▸ **WHAT IS NEEDED**
Transcribe word for word the part of the blog post on the Alito nomination that opens with "The time to" and closes with "just doesn't work.".

Is there some rule that requires us to blog about the State of the Union address? Are we even required to watch the damn thing? ZZZZzzzzzzzzzzz.

January 30, 2006

Barack Obama (D-IL):
"There's one way to guarantee that the judges who are appointed to the Supreme Court are judges that reflect our values. And that's to win elections."
Does anyone honestly believe that the Democrats would have stopped this nomination even if they had a majority in the Senate? When you're a minority party (and remember, Democratic Senators, as a whole, were elected by more people than the GOP "majority"), the filibuster is one of the few tactics that allow you to have any influence. If you're not willing to use it now, then what difference does it make how many Senators you elect? Unless, like the junior Senator from Illinois, you intend to make a career of it in the Senate, and kissing ass and going along with the program becomes more important than, say, defending a woman's right to privacy, or preventing a President from abrogating the Fourth Amendment.

There were nineteen Democrats who voted to end debate this afternoon, who weren't even prepared, like Obama, Biden, Mikulski, et al., to go through the motions of opposing Alito. Five (Lieberman, Akaka, Cantwell, Carper, and Kohl) face the voters in Blue States this year, (btw, all four are pretending to "oppose" the nomination) and both Lieberman and Akaka have strong primary challenges. Support the challengers, and/or encourage said opponents to run as independents in the fall. There should never be a tent large enough to include a Vichy Wing in any political movement.

As a real Democrat once said, I wouldn't piss down their throats if their hearts were on fire.
The time to have mobilized support for a filibuster of Samuel Alito was in early-January, not the final weekend before the vote. If lefty bloggers seem ineffectual and whiny right now, it's their own fault for being more concerned last week with hurt feelings caused by Beltway pundits, rather than the pending approval of the swing vote on the Supreme Court. Setting priorities, then sticking to them, matter.

Filibusters aren't won by convincing a bunch of people to jam the phonelines of Senators at the last second; careerists like Landrieu and Salazar need to be shown that a political price would be paid, that putting a unreconstructed Princeton bigot like Alito on the Supreme Court would not be forgotten, just like Al "The Pal" Dixon's vote for Clarence Thomas wasn't forgotten when he lost his Senate seat in 1992. An angry fax by a non-constituent just doesn't work.

Abramoff is trivial, another D.C. crook in a town notorious for bipartisan corruption. Alito isn't trivial.

UPDATE: Filibuster quashed, 72-25.

January 29, 2006

Going where the traditional media refuses, Kevin Drum asks, "Is Charles Logan a Republican?" I would guess that it's his deer-caught-in-the-headlights expression and his substitution of bluster and arrogance to mask his inadequacies that give the strongest hint....

January 27, 2006

So there will be a filibuster against the Alito nomination after all. Although it doesn't look like the Democrats have the votes to sustain the gesture, it will be useful, if only to expose the losers in our own party whose "opposition" is a tad insincere. Being a part of a permanent minority can be liberating, and knowing who can be counted on to stand and fight is a good thing, if only to know where our limited resources should be spent in contesting (and defending) Senate seats.

▸ **DATA SECTION**
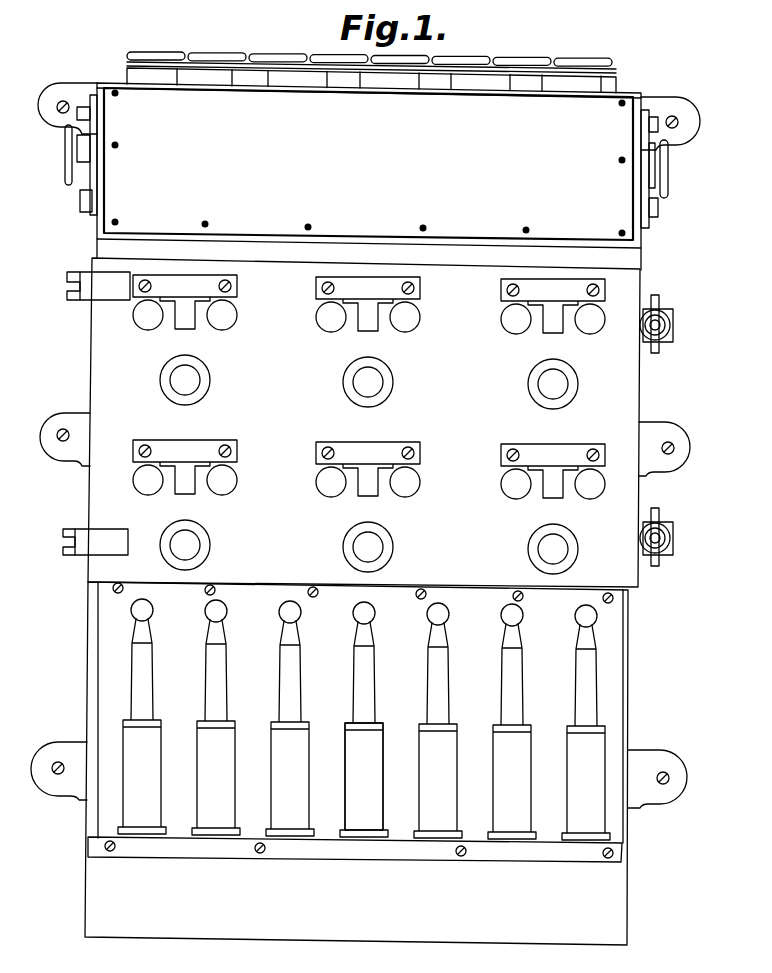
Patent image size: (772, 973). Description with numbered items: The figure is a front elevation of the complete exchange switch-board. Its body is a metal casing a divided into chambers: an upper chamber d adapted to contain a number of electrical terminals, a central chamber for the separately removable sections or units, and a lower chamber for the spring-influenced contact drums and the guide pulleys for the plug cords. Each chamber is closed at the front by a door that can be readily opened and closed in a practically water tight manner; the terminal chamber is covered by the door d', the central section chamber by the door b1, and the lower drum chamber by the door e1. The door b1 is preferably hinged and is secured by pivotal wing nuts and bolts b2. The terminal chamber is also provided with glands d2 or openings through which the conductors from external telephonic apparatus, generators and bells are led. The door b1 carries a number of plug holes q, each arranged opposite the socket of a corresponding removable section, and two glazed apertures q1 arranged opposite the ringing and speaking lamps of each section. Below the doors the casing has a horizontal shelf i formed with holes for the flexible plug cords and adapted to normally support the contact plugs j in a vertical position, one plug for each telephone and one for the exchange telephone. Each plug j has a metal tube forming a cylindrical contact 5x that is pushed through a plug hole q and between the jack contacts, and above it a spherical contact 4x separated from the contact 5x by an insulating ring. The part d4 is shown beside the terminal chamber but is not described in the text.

The upper chamber d is at (369, 168).
The front door of terminal chamber d' is at (368, 164).
The glands d2 is at (370, 76).
The catch d4 is at (97, 216).
The front door of section chamber b1 is at (365, 422).
The pivotal wing nuts and bolts b2 is at (657, 320).
The plug holes q is at (185, 545).
The glazed apertures q1 is at (215, 318).
The metal casing a is at (629, 621).
The front door of drum chamber e1 is at (360, 712).
The horizontal shelf i is at (342, 840).
The spherical plug contact 4x is at (428, 613).
The cylindrical plug contact 5x is at (280, 674).
The contact plug j is at (364, 776).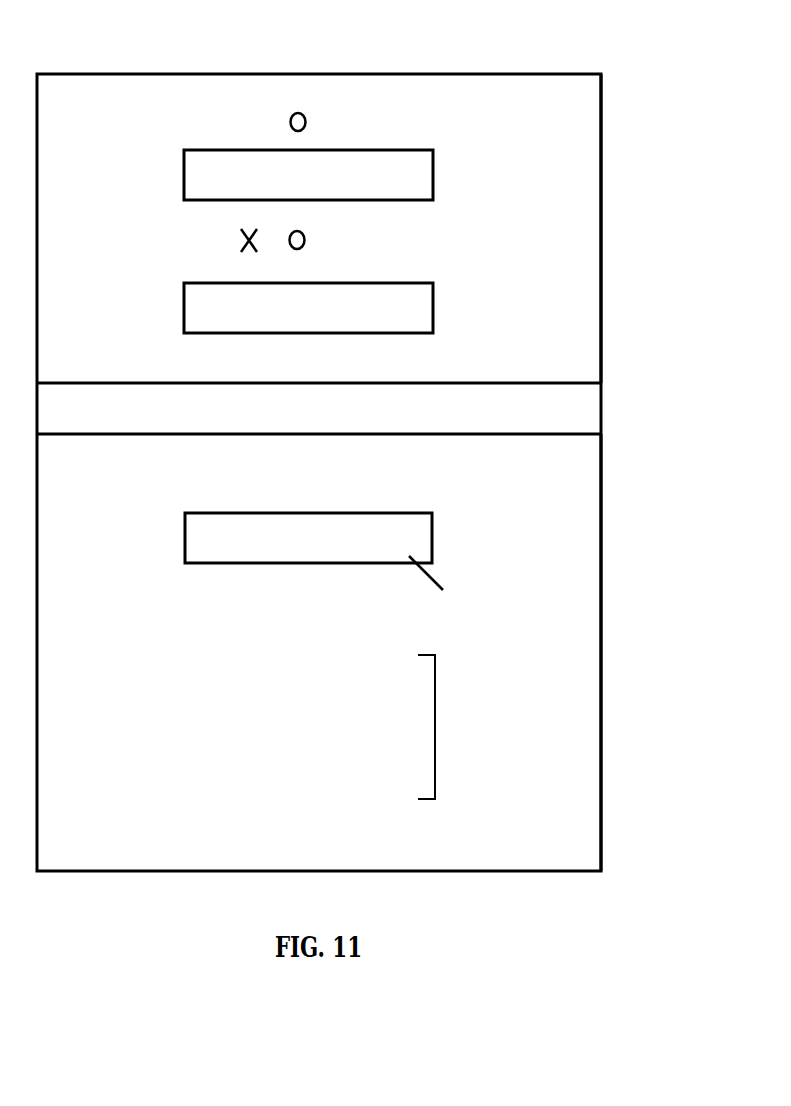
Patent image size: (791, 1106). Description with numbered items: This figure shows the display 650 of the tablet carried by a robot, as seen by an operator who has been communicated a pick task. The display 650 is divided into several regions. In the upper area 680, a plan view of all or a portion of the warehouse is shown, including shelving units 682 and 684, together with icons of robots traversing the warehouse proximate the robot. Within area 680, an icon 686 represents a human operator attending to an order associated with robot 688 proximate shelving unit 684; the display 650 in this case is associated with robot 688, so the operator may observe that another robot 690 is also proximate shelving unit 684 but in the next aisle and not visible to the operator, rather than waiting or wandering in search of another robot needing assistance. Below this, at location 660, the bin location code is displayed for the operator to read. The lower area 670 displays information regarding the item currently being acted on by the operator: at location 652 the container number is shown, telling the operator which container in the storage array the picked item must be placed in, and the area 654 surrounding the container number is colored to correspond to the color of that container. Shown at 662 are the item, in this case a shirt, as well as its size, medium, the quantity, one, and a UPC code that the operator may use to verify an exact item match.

The display 650 is at (455, 73).
The area 680 is at (587, 199).
The shelving unit 682 is at (434, 165).
The shelving unit 684 is at (434, 298).
The icon 686 is at (241, 240).
The robot 688 is at (305, 239).
The robot 690 is at (306, 121).
The location 660 is at (587, 408).
The area 670 is at (587, 827).
The location 652 is at (433, 528).
The area 654 is at (448, 589).
The item information 662 is at (436, 685).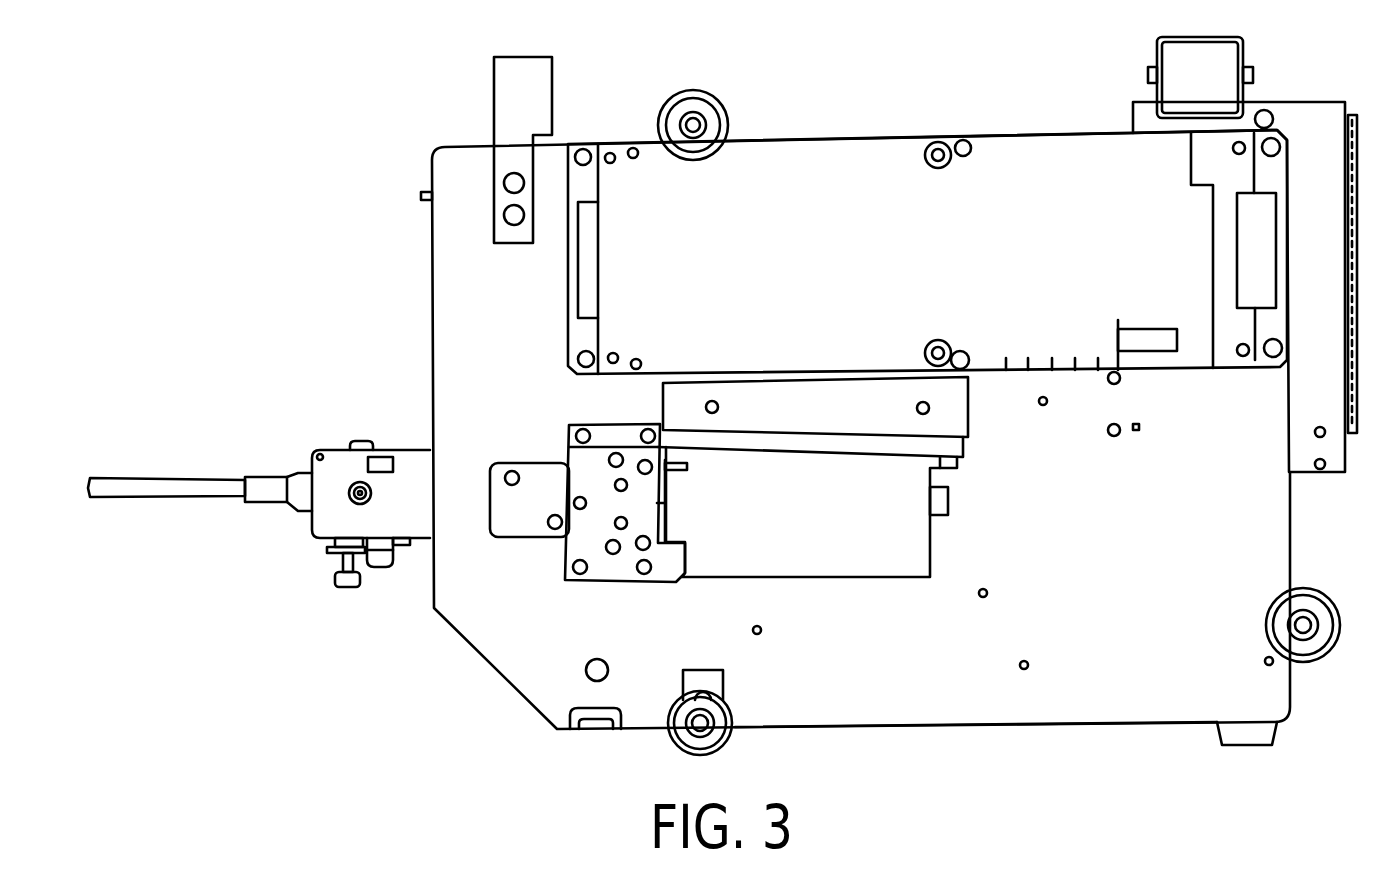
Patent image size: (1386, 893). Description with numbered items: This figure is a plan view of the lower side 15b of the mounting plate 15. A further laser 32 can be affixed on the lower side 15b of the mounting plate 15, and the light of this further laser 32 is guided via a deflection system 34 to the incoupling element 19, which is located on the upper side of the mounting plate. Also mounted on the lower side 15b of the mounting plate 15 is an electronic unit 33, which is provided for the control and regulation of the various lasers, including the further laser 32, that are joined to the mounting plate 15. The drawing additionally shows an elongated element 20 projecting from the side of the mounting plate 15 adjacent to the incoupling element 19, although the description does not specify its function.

The mounting plate 15 is at (1290, 487).
The lower side 15b is at (1147, 700).
The incoupling element 19 is at (412, 470).
The probe 20 is at (167, 487).
The further laser 32 is at (838, 553).
The electronic unit 33 is at (885, 160).
The deflection system 34 is at (593, 534).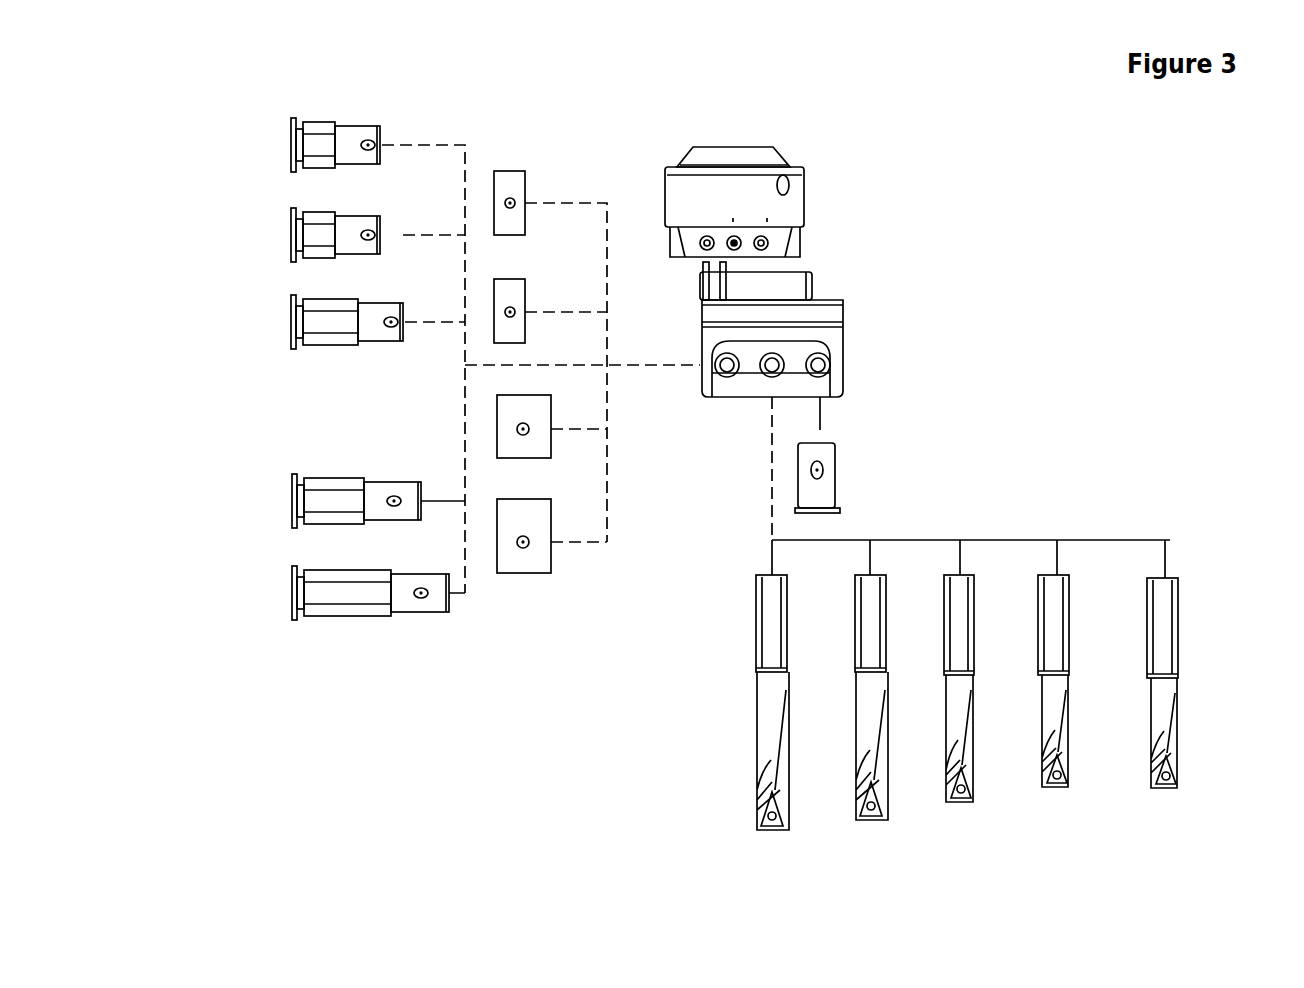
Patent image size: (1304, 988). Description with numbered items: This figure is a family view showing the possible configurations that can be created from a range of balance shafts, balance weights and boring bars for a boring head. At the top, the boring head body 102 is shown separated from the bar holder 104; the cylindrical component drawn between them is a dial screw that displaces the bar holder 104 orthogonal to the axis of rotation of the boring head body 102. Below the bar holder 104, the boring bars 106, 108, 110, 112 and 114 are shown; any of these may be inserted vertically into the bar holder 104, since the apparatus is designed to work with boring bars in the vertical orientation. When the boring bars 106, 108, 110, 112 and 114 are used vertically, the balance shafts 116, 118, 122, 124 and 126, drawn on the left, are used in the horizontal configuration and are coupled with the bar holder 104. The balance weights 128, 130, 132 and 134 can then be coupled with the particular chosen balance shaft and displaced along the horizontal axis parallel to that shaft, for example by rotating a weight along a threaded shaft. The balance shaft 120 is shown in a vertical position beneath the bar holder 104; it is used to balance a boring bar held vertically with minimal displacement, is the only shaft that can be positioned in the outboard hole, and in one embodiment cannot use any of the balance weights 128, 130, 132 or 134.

The boring head body 102 is at (727, 145).
The bar holder 104 is at (845, 308).
The boring bar 106 is at (1172, 793).
The boring bar 108 is at (1062, 793).
The boring bar 110 is at (963, 806).
The boring bar 112 is at (866, 822).
The boring bar 114 is at (766, 832).
The balance shaft 116 is at (289, 592).
The balance shaft 118 is at (288, 501).
The balance shaft 120 is at (837, 463).
The balance shaft 122 is at (285, 321).
The balance shaft 124 is at (288, 244).
The balance shaft 126 is at (288, 148).
The balance weight 128 is at (553, 573).
The balance weight 130 is at (553, 455).
The balance weight 132 is at (527, 290).
The balance weight 134 is at (505, 168).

▸ **RESULT FOR THIS TASK**
The time to have mobilized support for a filibuster of Samuel Alito was in early-January, not the final weekend before the vote. If lefty bloggers seem ineffectual and whiny right now, it's their own fault for being more concerned last week with hurt feelings caused by Beltway pundits, rather than the pending approval of the swing vote on the Supreme Court. Setting priorities, then sticking to them, matter.

Filibusters aren't won by convincing a bunch of people to jam the phonelines of Senators at the last second; careerists like Landrieu and Salazar need to be shown that a political price would be paid, that putting a unreconstructed Princeton bigot like Alito on the Supreme Court would not be forgotten, just like Al "The Pal" Dixon's vote for Clarence Thomas wasn't forgotten when he lost his Senate seat in 1992. An angry fax by a non-constituent just doesn't work.